>> Begin

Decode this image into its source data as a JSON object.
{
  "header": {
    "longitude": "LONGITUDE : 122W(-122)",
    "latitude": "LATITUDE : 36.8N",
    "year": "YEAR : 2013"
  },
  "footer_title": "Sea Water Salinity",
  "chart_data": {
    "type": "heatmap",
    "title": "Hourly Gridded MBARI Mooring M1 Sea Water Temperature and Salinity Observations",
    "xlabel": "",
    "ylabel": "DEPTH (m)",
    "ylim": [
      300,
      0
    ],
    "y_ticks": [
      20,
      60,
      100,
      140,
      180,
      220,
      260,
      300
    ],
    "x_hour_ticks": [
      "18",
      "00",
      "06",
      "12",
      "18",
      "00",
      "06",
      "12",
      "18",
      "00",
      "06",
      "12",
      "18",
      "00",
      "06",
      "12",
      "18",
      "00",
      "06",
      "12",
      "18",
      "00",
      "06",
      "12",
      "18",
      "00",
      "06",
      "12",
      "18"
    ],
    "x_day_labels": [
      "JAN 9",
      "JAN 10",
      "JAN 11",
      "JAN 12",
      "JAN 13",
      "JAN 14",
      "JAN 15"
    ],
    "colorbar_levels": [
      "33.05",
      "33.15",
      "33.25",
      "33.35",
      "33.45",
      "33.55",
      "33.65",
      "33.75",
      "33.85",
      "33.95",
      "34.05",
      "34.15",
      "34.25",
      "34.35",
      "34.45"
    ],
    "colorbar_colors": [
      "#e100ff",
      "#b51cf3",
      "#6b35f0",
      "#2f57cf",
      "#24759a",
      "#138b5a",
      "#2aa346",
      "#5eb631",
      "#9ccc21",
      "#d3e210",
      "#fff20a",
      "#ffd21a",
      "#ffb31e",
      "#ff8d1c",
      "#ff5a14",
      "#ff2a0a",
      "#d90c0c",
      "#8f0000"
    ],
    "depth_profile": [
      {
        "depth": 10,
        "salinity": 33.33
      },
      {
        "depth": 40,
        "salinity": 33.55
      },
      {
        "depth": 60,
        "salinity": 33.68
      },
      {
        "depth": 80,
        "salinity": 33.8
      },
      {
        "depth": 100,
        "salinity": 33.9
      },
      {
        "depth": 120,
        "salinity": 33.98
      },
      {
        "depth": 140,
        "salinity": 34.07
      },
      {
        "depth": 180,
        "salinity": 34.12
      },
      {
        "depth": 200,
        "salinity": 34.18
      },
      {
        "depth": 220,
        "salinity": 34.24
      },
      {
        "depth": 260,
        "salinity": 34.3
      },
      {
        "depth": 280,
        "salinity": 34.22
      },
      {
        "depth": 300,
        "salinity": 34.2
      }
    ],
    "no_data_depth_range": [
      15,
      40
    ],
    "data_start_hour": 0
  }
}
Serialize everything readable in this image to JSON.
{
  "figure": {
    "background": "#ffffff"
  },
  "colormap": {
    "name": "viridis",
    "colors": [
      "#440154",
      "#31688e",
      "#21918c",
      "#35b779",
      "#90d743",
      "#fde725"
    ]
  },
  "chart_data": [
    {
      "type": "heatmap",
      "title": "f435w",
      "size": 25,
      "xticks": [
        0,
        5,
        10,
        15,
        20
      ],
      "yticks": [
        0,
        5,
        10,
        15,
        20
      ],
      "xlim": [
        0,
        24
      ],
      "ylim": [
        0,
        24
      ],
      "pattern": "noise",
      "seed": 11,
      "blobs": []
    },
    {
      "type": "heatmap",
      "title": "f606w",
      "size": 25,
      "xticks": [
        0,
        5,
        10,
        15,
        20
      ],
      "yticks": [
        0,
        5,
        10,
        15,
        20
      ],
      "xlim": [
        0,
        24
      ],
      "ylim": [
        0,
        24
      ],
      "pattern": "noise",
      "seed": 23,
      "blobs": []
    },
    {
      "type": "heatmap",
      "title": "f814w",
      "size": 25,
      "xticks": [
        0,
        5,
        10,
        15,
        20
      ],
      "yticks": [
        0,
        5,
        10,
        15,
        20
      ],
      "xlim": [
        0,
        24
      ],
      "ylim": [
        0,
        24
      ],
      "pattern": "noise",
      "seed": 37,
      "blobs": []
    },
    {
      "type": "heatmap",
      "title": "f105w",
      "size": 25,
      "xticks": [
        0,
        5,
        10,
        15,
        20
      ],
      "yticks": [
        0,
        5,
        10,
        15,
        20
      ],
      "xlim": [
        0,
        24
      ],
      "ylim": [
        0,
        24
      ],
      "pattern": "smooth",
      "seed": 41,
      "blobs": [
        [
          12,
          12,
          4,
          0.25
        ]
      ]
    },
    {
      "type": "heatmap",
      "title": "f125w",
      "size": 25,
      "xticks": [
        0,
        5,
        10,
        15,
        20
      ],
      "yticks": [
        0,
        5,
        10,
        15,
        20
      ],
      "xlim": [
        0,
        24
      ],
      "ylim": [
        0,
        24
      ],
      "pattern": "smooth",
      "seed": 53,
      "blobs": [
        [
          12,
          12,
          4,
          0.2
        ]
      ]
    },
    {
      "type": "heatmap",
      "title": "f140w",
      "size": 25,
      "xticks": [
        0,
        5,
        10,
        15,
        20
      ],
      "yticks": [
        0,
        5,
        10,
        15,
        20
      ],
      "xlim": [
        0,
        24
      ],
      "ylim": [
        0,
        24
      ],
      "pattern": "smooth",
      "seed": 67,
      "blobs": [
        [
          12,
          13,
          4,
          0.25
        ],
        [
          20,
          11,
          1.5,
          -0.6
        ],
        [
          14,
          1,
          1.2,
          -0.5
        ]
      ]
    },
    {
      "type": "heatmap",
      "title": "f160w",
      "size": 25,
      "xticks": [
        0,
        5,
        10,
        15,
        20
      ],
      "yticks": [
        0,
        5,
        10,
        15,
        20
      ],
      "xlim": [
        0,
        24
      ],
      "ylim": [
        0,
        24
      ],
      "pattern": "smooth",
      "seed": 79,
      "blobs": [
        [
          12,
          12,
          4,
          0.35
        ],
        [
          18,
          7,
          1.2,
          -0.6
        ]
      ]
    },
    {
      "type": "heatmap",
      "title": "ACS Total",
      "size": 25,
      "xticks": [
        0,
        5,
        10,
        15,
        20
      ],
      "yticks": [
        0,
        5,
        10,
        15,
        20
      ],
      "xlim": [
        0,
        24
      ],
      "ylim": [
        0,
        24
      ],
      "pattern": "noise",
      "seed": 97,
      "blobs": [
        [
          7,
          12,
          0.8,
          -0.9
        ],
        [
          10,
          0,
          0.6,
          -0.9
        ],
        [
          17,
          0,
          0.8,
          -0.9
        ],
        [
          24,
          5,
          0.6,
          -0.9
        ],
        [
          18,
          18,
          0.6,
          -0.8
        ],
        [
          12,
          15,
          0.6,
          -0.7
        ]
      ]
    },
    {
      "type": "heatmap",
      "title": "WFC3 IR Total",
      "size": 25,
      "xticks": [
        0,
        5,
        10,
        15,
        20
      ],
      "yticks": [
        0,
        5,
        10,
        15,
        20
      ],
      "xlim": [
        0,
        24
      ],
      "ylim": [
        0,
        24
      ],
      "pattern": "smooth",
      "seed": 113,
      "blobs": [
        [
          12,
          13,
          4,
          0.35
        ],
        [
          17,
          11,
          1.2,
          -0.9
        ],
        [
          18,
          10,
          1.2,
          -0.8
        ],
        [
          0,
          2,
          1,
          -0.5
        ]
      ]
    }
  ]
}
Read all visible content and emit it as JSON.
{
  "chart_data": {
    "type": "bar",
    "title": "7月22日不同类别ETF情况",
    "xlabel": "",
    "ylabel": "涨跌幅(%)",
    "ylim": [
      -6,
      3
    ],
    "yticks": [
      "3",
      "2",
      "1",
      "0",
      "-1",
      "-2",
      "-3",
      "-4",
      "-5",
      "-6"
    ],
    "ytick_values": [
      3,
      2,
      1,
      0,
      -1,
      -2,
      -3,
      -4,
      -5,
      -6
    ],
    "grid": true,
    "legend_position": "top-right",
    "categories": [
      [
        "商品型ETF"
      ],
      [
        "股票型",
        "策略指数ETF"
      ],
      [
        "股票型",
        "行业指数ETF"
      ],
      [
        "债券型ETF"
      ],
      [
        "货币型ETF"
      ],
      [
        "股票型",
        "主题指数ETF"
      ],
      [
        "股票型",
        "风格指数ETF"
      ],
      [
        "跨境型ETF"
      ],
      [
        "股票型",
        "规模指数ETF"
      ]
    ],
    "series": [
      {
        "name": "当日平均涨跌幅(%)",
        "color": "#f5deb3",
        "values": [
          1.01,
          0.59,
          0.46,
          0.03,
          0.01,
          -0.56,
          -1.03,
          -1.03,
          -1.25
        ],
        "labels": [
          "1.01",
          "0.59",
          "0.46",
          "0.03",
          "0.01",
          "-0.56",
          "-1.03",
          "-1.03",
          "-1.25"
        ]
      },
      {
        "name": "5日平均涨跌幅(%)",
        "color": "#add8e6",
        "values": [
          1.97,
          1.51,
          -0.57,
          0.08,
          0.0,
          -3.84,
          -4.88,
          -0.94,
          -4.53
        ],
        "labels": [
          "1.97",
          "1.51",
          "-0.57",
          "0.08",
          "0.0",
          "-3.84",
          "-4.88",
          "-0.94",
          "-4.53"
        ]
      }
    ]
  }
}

>> End

Work required
Copy out every line where the word "image" occurs.

Answer to this task
Decode this image into its source data as a JSON object.
Serialize everything readable in this image to JSON.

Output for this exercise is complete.